Exercise requirements>
Exclude the pictures, then repeat the remaining data exactly.

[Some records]
════════════════════

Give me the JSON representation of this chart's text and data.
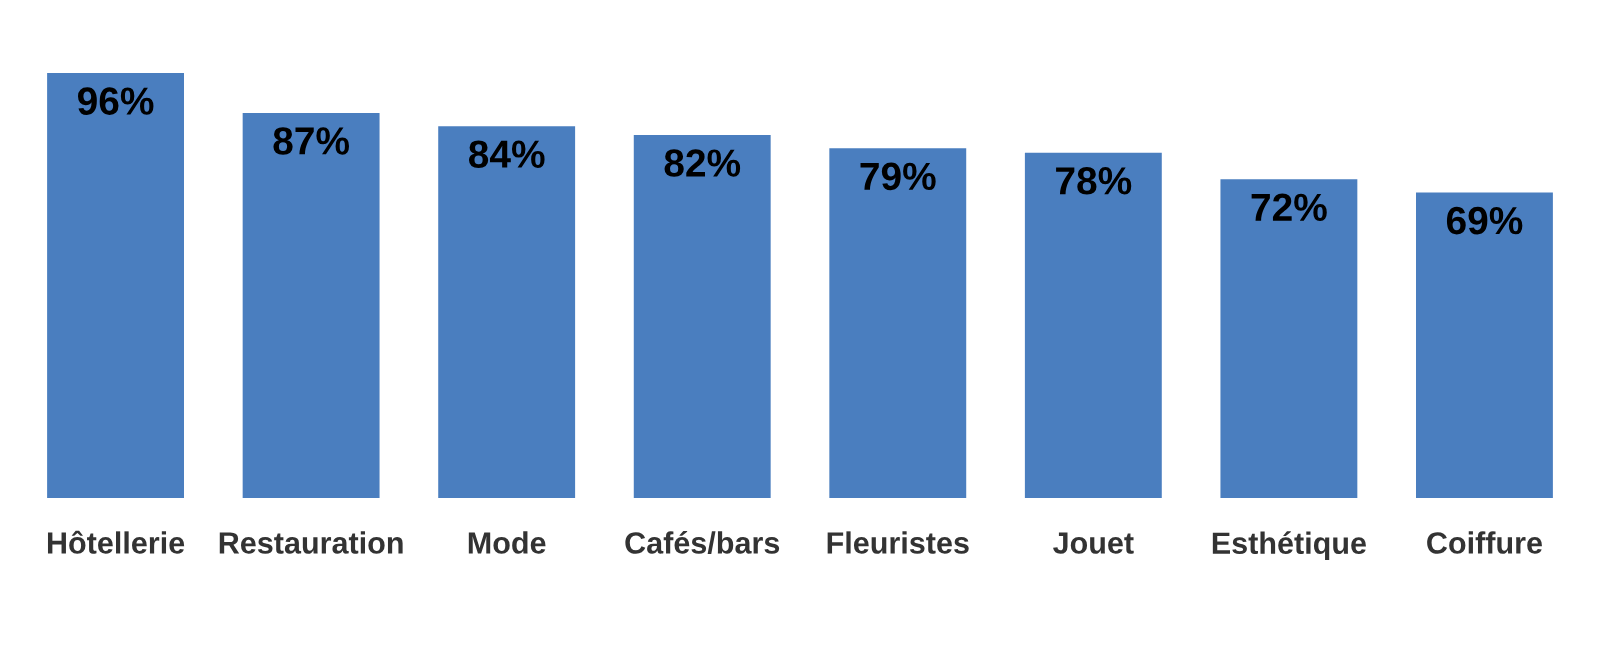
{
  "chart_data": {
    "type": "bar",
    "categories": [
      "Hôtellerie",
      "Restauration",
      "Mode",
      "Cafés/bars",
      "Fleuristes",
      "Jouet",
      "Esthétique",
      "Coiffure"
    ],
    "values": [
      96,
      87,
      84,
      82,
      79,
      78,
      72,
      69
    ],
    "value_labels": [
      "96%",
      "87%",
      "84%",
      "82%",
      "79%",
      "78%",
      "72%",
      "69%"
    ],
    "color": "#4a7ebf",
    "grid": false,
    "legend": false
  }
}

════════════════════

Exercise result>
Give me the JSON representation of this chart's text and data.
{
  "chart_data": {
    "type": "bar",
    "categories": [
      "Hôtellerie",
      "Restauration",
      "Mode",
      "Cafés/bars",
      "Fleuristes",
      "Jouet",
      "Esthétique",
      "Coiffure"
    ],
    "values": [
      96,
      87,
      84,
      82,
      79,
      78,
      72,
      69
    ],
    "value_labels": [
      "96%",
      "87%",
      "84%",
      "82%",
      "79%",
      "78%",
      "72%",
      "69%"
    ],
    "color": "#4a7ebf",
    "grid": false,
    "legend": false
  }
}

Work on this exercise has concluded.